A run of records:
[Start]

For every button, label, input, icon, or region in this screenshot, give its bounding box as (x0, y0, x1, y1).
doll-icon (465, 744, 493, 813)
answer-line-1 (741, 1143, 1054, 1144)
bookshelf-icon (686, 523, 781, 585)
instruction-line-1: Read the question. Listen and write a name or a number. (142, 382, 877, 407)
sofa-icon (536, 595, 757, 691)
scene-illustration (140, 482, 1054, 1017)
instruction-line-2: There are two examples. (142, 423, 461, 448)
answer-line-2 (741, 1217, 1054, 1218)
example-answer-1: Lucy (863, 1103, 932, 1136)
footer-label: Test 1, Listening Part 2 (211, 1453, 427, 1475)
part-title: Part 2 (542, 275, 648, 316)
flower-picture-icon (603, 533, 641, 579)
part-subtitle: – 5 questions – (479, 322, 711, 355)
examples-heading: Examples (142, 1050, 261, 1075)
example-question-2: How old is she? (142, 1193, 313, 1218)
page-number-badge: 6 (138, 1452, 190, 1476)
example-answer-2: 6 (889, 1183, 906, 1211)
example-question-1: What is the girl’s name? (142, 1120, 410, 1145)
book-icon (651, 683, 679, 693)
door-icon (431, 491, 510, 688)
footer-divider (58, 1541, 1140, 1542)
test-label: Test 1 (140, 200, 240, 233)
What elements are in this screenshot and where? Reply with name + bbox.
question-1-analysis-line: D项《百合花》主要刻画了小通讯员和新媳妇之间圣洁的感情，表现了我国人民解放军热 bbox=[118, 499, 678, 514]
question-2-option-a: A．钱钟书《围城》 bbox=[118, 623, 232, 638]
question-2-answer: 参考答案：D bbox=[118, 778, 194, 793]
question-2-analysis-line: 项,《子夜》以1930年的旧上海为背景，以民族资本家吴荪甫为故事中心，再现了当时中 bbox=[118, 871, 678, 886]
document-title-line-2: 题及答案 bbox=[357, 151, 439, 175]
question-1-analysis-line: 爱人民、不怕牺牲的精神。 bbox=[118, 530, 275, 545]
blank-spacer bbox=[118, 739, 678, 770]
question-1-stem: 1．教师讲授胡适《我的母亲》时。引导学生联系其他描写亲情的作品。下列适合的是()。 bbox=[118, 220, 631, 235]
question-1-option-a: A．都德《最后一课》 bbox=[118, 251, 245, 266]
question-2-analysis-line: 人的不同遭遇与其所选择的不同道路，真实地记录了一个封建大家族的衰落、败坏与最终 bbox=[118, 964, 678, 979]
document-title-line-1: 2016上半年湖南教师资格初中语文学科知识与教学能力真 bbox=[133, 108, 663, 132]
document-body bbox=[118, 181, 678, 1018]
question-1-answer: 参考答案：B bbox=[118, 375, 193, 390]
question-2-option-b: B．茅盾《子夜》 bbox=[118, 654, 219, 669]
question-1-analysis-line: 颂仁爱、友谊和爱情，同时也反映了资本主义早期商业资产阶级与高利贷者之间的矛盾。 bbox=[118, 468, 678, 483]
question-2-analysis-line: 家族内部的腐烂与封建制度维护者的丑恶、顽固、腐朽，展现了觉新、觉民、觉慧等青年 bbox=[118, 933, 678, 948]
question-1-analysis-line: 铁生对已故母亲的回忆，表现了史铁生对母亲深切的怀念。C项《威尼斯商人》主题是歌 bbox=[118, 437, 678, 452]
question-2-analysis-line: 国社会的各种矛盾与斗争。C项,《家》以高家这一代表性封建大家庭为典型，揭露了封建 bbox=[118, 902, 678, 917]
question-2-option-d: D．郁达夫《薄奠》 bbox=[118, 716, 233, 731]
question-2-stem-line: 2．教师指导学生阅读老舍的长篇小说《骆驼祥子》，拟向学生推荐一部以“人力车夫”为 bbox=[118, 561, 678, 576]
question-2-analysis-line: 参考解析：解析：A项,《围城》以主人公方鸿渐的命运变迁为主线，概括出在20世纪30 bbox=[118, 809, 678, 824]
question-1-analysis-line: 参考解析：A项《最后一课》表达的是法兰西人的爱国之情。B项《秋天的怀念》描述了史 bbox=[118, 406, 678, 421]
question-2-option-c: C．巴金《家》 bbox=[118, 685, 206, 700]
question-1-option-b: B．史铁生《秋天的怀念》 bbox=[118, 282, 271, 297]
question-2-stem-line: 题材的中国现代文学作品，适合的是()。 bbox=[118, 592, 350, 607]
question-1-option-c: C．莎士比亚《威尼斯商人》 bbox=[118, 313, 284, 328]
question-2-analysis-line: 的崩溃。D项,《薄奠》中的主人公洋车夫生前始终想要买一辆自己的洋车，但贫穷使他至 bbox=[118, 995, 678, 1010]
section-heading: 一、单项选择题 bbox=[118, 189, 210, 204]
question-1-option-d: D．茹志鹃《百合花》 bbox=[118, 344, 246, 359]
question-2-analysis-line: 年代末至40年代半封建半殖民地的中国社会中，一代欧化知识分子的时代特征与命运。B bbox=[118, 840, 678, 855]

[End]

> **TASK INSTRUCTIONS**:
Present every line of the records above as a numbered list, leaving out any blank lines.

> **EXERCISE SOLUTION**:
1. For every button, label, input, icon, or region in this screenshot, give its bounding box as (x0, y0, x1, y1).
2. doll-icon (465, 744, 493, 813)
3. answer-line-1 (741, 1143, 1054, 1144)
4. bookshelf-icon (686, 523, 781, 585)
5. instruction-line-1: Read the question. Listen and write a name or a number. (142, 382, 877, 407)
6. sofa-icon (536, 595, 757, 691)
7. scene-illustration (140, 482, 1054, 1017)
8. instruction-line-2: There are two examples. (142, 423, 461, 448)
9. answer-line-2 (741, 1217, 1054, 1218)
10. example-answer-1: Lucy (863, 1103, 932, 1136)
11. footer-label: Test 1, Listening Part 2 (211, 1453, 427, 1475)
12. part-title: Part 2 (542, 275, 648, 316)
13. flower-picture-icon (603, 533, 641, 579)
14. part-subtitle: – 5 questions – (479, 322, 711, 355)
15. examples-heading: Examples (142, 1050, 261, 1075)
16. example-question-2: How old is she? (142, 1193, 313, 1218)
17. page-number-badge: 6 (138, 1452, 190, 1476)
18. example-answer-2: 6 (889, 1183, 906, 1211)
19. example-question-1: What is the girl’s name? (142, 1120, 410, 1145)
20. book-icon (651, 683, 679, 693)
21. door-icon (431, 491, 510, 688)
22. footer-divider (58, 1541, 1140, 1542)
23. test-label: Test 1 (140, 200, 240, 233)
24. What elements are in this screenshot and where? Reply with name + bbox.
25. question-1-analysis-line: D项《百合花》主要刻画了小通讯员和新媳妇之间圣洁的感情，表现了我国人民解放军热 bbox=[118, 499, 678, 514]
26. question-2-option-a: A．钱钟书《围城》 bbox=[118, 623, 232, 638]
27. question-2-answer: 参考答案：D bbox=[118, 778, 194, 793]
28. question-2-analysis-line: 项,《子夜》以1930年的旧上海为背景，以民族资本家吴荪甫为故事中心，再现了当时中 bbox=[118, 871, 678, 886]
29. document-title-line-2: 题及答案 bbox=[357, 151, 439, 175]
30. question-1-analysis-line: 爱人民、不怕牺牲的精神。 bbox=[118, 530, 275, 545]
31. blank-spacer bbox=[118, 739, 678, 770]
32. question-1-stem: 1．教师讲授胡适《我的母亲》时。引导学生联系其他描写亲情的作品。下列适合的是()。 bbox=[118, 220, 631, 235]
33. question-1-option-a: A．都德《最后一课》 bbox=[118, 251, 245, 266]
34. question-2-analysis-line: 人的不同遭遇与其所选择的不同道路，真实地记录了一个封建大家族的衰落、败坏与最终 bbox=[118, 964, 678, 979]
35. document-title-line-1: 2016上半年湖南教师资格初中语文学科知识与教学能力真 bbox=[133, 108, 663, 132]
36. document-body bbox=[118, 181, 678, 1018]
37. question-1-answer: 参考答案：B bbox=[118, 375, 193, 390]
38. question-2-option-b: B．茅盾《子夜》 bbox=[118, 654, 219, 669]
39. question-1-analysis-line: 颂仁爱、友谊和爱情，同时也反映了资本主义早期商业资产阶级与高利贷者之间的矛盾。 bbox=[118, 468, 678, 483]
40. question-2-analysis-line: 家族内部的腐烂与封建制度维护者的丑恶、顽固、腐朽，展现了觉新、觉民、觉慧等青年 bbox=[118, 933, 678, 948]
41. question-1-analysis-line: 铁生对已故母亲的回忆，表现了史铁生对母亲深切的怀念。C项《威尼斯商人》主题是歌 bbox=[118, 437, 678, 452]
42. question-2-analysis-line: 国社会的各种矛盾与斗争。C项,《家》以高家这一代表性封建大家庭为典型，揭露了封建 bbox=[118, 902, 678, 917]
43. question-2-option-d: D．郁达夫《薄奠》 bbox=[118, 716, 233, 731]
44. question-2-stem-line: 2．教师指导学生阅读老舍的长篇小说《骆驼祥子》，拟向学生推荐一部以“人力车夫”为 bbox=[118, 561, 678, 576]
45. question-2-analysis-line: 参考解析：解析：A项,《围城》以主人公方鸿渐的命运变迁为主线，概括出在20世纪30 bbox=[118, 809, 678, 824]
46. question-1-analysis-line: 参考解析：A项《最后一课》表达的是法兰西人的爱国之情。B项《秋天的怀念》描述了史 bbox=[118, 406, 678, 421]
47. question-2-option-c: C．巴金《家》 bbox=[118, 685, 206, 700]
48. question-1-option-b: B．史铁生《秋天的怀念》 bbox=[118, 282, 271, 297]
49. question-2-stem-line: 题材的中国现代文学作品，适合的是()。 bbox=[118, 592, 350, 607]
50. question-1-option-c: C．莎士比亚《威尼斯商人》 bbox=[118, 313, 284, 328]
51. question-2-analysis-line: 的崩溃。D项,《薄奠》中的主人公洋车夫生前始终想要买一辆自己的洋车，但贫穷使他至 bbox=[118, 995, 678, 1010]
52. section-heading: 一、单项选择题 bbox=[118, 189, 210, 204]
53. question-1-option-d: D．茹志鹃《百合花》 bbox=[118, 344, 246, 359]
54. question-2-analysis-line: 年代末至40年代半封建半殖民地的中国社会中，一代欧化知识分子的时代特征与命运。B bbox=[118, 840, 678, 855]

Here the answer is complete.